Provided data —
##########

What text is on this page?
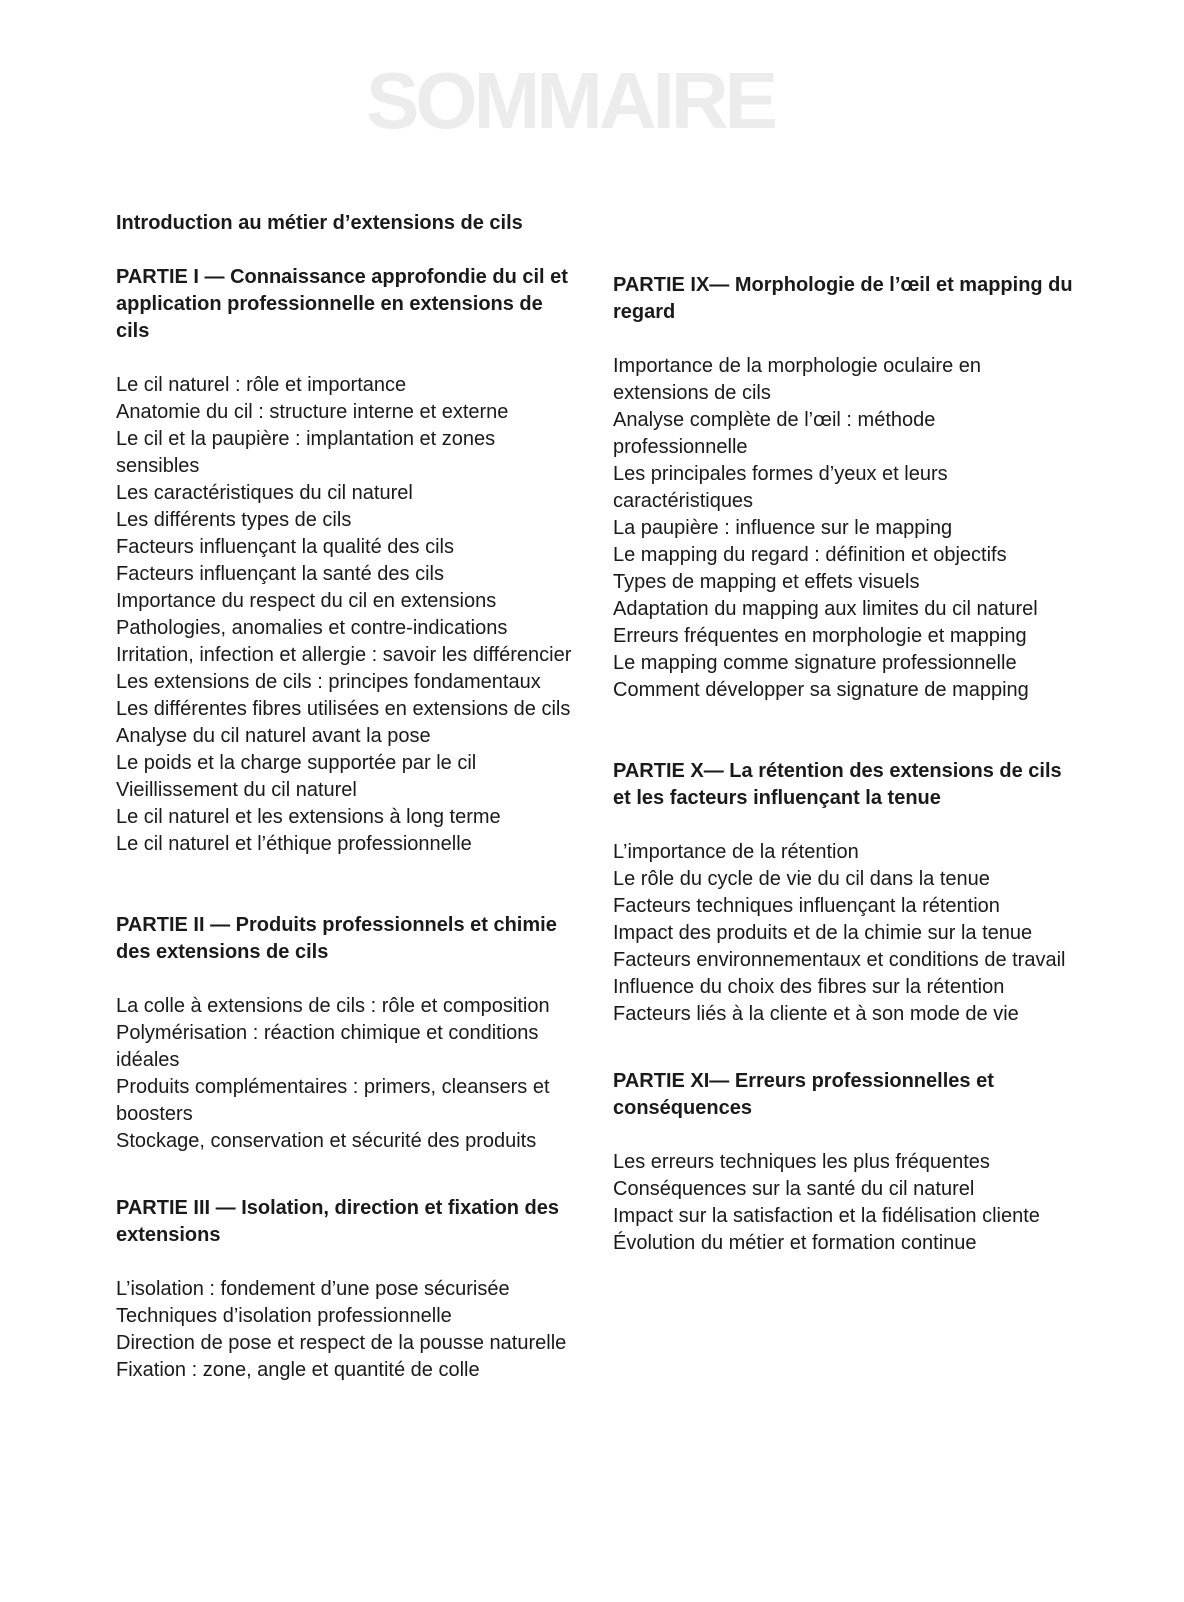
SOMMAIRE
Introduction au métier d’extensions de cils
PARTIE I — Connaissance approfondie du cil et application professionnelle en extensions de cils
Le cil naturel : rôle et importance
Anatomie du cil : structure interne et externe
Le cil et la paupière : implantation et zones sensibles
Les caractéristiques du cil naturel
Les différents types de cils
Facteurs influençant la qualité des cils
Facteurs influençant la santé des cils
Importance du respect du cil en extensions
Pathologies, anomalies et contre-indications
Irritation, infection et allergie : savoir les différencier
Les extensions de cils : principes fondamentaux
Les différentes fibres utilisées en extensions de cils
Analyse du cil naturel avant la pose
Le poids et la charge supportée par le cil
Vieillissement du cil naturel
Le cil naturel et les extensions à long terme
Le cil naturel et l’éthique professionnelle
PARTIE II — Produits professionnels et chimie des extensions de cils
La colle à extensions de cils : rôle et composition
Polymérisation : réaction chimique et conditions idéales
Produits complémentaires : primers, cleansers et boosters
Stockage, conservation et sécurité des produits
PARTIE III — Isolation, direction et fixation des extensions
L’isolation : fondement d’une pose sécurisée
Techniques d’isolation professionnelle
Direction de pose et respect de la pousse naturelle
Fixation : zone, angle et quantité de colle
PARTIE IX— Morphologie de l’œil et mapping du regard
Importance de la morphologie oculaire en extensions de cils
Analyse complète de l’œil : méthode professionnelle
Les principales formes d’yeux et leurs caractéristiques
La paupière : influence sur le mapping
Le mapping du regard : définition et objectifs
Types de mapping et effets visuels
Adaptation du mapping aux limites du cil naturel
Erreurs fréquentes en morphologie et mapping
Le mapping comme signature professionnelle
Comment développer sa signature de mapping
PARTIE X— La rétention des extensions de cils et les facteurs influençant la tenue
L’importance de la rétention
Le rôle du cycle de vie du cil dans la tenue
Facteurs techniques influençant la rétention
Impact des produits et de la chimie sur la tenue
Facteurs environnementaux et conditions de travail
Influence du choix des fibres sur la rétention
Facteurs liés à la cliente et à son mode de vie
PARTIE XI— Erreurs professionnelles et conséquences
Les erreurs techniques les plus fréquentes
Conséquences sur la santé du cil naturel
Impact sur la satisfaction et la fidélisation cliente
Évolution du métier et formation continue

##########

Problem statement — Omit all pictures while transcribing the entries verbatim.

The reply —
What text is on this page?
SOMMAIRE
Introduction au métier d’extensions de cils
PARTIE I — Connaissance approfondie du cil et application professionnelle en extensions de cils
Le cil naturel : rôle et importance
Anatomie du cil : structure interne et externe
Le cil et la paupière : implantation et zones sensibles
Les caractéristiques du cil naturel
Les différents types de cils
Facteurs influençant la qualité des cils
Facteurs influençant la santé des cils
Importance du respect du cil en extensions
Pathologies, anomalies et contre-indications
Irritation, infection et allergie : savoir les différencier
Les extensions de cils : principes fondamentaux
Les différentes fibres utilisées en extensions de cils
Analyse du cil naturel avant la pose
Le poids et la charge supportée par le cil
Vieillissement du cil naturel
Le cil naturel et les extensions à long terme
Le cil naturel et l’éthique professionnelle
PARTIE II — Produits professionnels et chimie des extensions de cils
La colle à extensions de cils : rôle et composition
Polymérisation : réaction chimique et conditions idéales
Produits complémentaires : primers, cleansers et boosters
Stockage, conservation et sécurité des produits
PARTIE III — Isolation, direction et fixation des extensions
L’isolation : fondement d’une pose sécurisée
Techniques d’isolation professionnelle
Direction de pose et respect de la pousse naturelle
Fixation : zone, angle et quantité de colle
PARTIE IX— Morphologie de l’œil et mapping du regard
Importance de la morphologie oculaire en extensions de cils
Analyse complète de l’œil : méthode professionnelle
Les principales formes d’yeux et leurs caractéristiques
La paupière : influence sur le mapping
Le mapping du regard : définition et objectifs
Types de mapping et effets visuels
Adaptation du mapping aux limites du cil naturel
Erreurs fréquentes en morphologie et mapping
Le mapping comme signature professionnelle
Comment développer sa signature de mapping
PARTIE X— La rétention des extensions de cils et les facteurs influençant la tenue
L’importance de la rétention
Le rôle du cycle de vie du cil dans la tenue
Facteurs techniques influençant la rétention
Impact des produits et de la chimie sur la tenue
Facteurs environnementaux et conditions de travail
Influence du choix des fibres sur la rétention
Facteurs liés à la cliente et à son mode de vie
PARTIE XI— Erreurs professionnelles et conséquences
Les erreurs techniques les plus fréquentes
Conséquences sur la santé du cil naturel
Impact sur la satisfaction et la fidélisation cliente
Évolution du métier et formation continue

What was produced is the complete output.